*EXERCISE INSTRUCTIONS*: Pull out every line with the word "this" from the entries below.

** START EXTRACTED RECORDS **

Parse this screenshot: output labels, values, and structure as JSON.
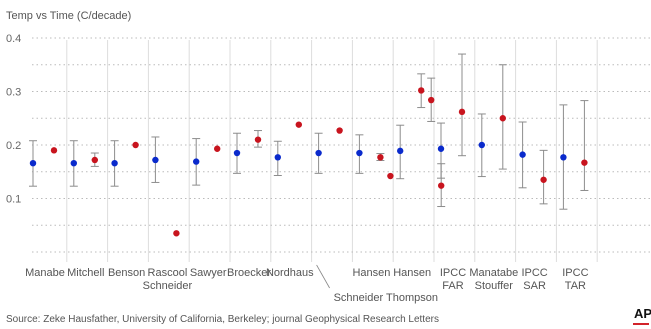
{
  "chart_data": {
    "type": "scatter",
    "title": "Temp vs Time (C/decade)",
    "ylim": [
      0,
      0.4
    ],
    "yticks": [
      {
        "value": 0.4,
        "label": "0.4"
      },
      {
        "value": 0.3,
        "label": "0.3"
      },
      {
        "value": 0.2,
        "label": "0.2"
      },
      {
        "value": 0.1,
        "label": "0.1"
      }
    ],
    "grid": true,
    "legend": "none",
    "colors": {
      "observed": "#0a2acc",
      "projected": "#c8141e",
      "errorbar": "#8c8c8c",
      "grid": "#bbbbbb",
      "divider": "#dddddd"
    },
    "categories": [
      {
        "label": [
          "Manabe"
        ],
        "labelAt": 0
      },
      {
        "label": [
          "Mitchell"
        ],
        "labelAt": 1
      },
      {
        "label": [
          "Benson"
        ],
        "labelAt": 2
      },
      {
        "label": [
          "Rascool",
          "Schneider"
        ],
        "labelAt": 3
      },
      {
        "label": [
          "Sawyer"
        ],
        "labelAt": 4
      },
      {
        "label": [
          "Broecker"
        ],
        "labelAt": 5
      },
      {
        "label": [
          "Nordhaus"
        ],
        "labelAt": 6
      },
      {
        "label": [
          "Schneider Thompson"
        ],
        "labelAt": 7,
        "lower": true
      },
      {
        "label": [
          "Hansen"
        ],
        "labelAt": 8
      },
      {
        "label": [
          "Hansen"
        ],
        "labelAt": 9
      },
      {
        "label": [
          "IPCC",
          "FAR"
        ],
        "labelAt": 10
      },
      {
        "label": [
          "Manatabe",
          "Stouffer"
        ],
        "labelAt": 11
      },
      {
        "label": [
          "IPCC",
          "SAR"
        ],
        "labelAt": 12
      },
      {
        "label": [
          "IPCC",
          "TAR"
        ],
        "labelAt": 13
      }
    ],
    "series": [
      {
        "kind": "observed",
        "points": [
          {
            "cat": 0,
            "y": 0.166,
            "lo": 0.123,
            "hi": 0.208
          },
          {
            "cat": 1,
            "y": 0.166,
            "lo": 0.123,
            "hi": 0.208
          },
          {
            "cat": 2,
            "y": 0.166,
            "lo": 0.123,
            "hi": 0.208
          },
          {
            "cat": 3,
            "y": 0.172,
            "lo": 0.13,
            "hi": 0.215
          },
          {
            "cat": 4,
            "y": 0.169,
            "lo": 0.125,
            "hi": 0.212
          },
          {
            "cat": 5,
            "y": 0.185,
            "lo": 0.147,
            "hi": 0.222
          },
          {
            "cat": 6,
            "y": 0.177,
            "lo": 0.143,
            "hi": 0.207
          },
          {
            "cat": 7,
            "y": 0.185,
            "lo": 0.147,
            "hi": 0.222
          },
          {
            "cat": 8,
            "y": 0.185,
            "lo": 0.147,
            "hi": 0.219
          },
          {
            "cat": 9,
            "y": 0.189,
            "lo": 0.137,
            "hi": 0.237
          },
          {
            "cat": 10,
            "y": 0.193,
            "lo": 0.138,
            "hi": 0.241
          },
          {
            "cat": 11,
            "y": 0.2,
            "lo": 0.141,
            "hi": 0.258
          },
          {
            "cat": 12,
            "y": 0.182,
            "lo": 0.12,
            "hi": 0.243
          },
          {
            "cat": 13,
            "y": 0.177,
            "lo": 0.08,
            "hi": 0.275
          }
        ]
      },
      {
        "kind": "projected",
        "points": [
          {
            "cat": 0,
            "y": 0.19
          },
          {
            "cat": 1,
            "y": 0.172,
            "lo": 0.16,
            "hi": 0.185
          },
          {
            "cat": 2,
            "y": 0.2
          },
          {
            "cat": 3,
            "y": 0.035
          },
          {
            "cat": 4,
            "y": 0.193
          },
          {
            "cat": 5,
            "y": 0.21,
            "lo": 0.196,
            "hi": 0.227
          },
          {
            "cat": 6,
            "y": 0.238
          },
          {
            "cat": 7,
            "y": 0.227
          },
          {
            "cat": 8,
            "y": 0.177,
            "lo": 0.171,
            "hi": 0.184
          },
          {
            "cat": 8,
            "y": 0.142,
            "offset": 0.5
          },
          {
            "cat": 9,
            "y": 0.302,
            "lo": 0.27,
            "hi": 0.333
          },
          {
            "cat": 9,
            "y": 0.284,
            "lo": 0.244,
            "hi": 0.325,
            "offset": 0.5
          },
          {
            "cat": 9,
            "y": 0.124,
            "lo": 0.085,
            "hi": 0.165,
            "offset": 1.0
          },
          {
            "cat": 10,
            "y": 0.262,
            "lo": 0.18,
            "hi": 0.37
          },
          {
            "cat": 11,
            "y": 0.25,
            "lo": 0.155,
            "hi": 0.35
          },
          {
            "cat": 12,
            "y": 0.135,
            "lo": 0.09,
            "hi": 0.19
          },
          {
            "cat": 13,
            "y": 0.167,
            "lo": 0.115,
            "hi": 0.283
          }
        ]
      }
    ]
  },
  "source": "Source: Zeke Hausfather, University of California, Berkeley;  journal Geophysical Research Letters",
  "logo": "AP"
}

** END EXTRACTED RECORDS **
** START EXTRACTED RECORDS **

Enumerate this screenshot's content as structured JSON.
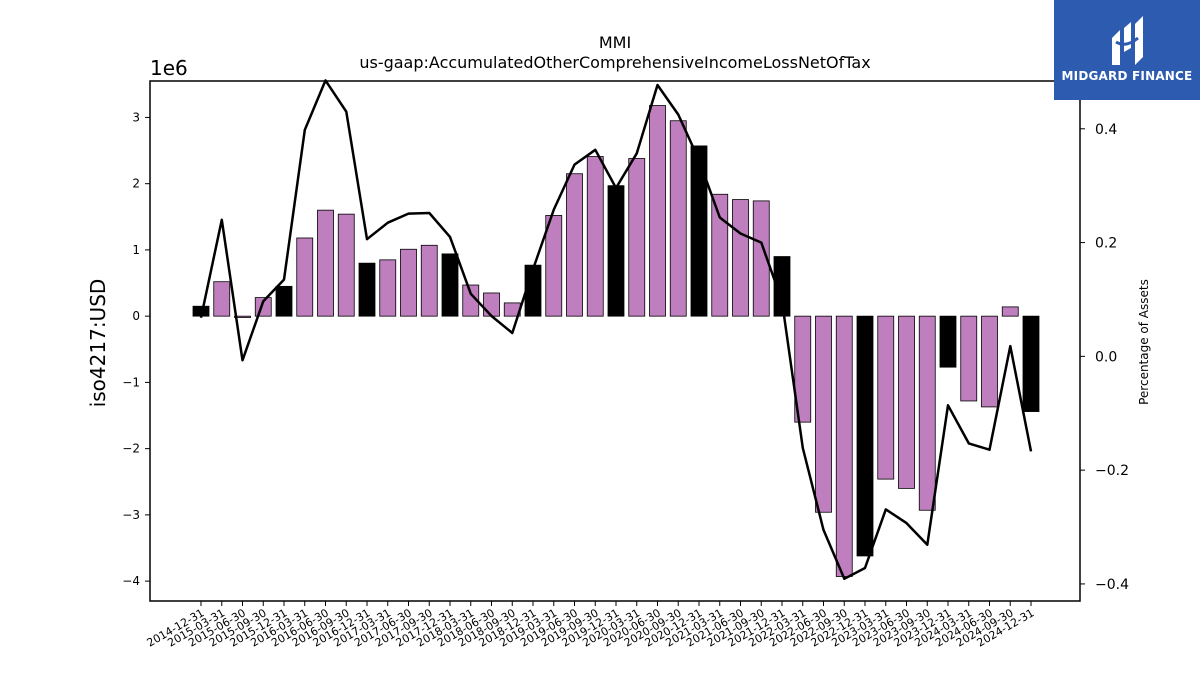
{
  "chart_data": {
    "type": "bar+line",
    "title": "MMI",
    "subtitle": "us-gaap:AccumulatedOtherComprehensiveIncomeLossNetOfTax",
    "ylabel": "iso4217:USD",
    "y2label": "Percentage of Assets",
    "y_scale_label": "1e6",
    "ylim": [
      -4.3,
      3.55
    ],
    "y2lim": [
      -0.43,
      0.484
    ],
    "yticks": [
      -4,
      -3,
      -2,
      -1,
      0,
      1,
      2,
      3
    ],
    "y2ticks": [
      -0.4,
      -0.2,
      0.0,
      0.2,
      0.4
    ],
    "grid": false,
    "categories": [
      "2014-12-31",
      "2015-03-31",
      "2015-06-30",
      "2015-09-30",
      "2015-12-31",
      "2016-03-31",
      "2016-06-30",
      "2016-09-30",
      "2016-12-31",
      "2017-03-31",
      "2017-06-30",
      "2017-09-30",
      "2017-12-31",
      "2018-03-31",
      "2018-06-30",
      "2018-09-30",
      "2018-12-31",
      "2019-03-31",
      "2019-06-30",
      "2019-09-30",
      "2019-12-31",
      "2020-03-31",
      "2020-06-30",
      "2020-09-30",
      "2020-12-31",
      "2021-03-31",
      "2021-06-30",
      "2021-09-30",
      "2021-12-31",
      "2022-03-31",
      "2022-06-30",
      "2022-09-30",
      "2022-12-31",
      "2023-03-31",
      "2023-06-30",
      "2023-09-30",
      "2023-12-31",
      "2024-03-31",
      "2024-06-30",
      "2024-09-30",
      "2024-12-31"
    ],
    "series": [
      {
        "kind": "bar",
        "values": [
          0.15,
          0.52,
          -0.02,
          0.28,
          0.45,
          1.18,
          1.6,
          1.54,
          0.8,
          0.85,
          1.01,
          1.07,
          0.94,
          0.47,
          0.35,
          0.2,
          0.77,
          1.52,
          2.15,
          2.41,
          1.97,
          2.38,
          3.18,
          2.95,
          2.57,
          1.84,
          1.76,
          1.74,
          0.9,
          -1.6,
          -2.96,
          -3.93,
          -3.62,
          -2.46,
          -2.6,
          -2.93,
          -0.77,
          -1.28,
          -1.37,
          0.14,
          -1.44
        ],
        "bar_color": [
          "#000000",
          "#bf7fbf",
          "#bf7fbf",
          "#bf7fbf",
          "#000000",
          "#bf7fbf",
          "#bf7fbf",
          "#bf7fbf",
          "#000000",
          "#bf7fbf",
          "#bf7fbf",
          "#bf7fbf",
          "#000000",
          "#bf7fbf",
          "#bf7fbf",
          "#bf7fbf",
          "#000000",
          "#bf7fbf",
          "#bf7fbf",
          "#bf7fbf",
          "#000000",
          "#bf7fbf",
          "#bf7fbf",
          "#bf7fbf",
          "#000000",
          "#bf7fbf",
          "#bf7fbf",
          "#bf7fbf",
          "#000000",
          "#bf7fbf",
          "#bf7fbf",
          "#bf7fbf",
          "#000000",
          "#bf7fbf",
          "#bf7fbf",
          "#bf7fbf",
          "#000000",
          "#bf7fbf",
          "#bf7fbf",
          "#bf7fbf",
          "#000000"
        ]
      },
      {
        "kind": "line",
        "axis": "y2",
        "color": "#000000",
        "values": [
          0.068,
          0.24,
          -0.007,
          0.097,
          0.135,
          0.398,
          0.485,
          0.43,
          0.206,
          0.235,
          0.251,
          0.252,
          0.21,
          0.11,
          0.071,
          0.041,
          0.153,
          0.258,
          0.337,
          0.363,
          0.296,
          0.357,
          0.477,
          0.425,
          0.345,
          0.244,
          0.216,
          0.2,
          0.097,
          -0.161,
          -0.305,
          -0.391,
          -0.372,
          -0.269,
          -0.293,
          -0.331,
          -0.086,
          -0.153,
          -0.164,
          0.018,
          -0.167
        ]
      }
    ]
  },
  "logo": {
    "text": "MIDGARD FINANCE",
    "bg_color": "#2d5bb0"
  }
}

** END EXTRACTED RECORDS **

*SOLUTION BELOW*:
Parse this screenshot: output labels, values, and structure as JSON.
Enumerate this screenshot's content as structured JSON.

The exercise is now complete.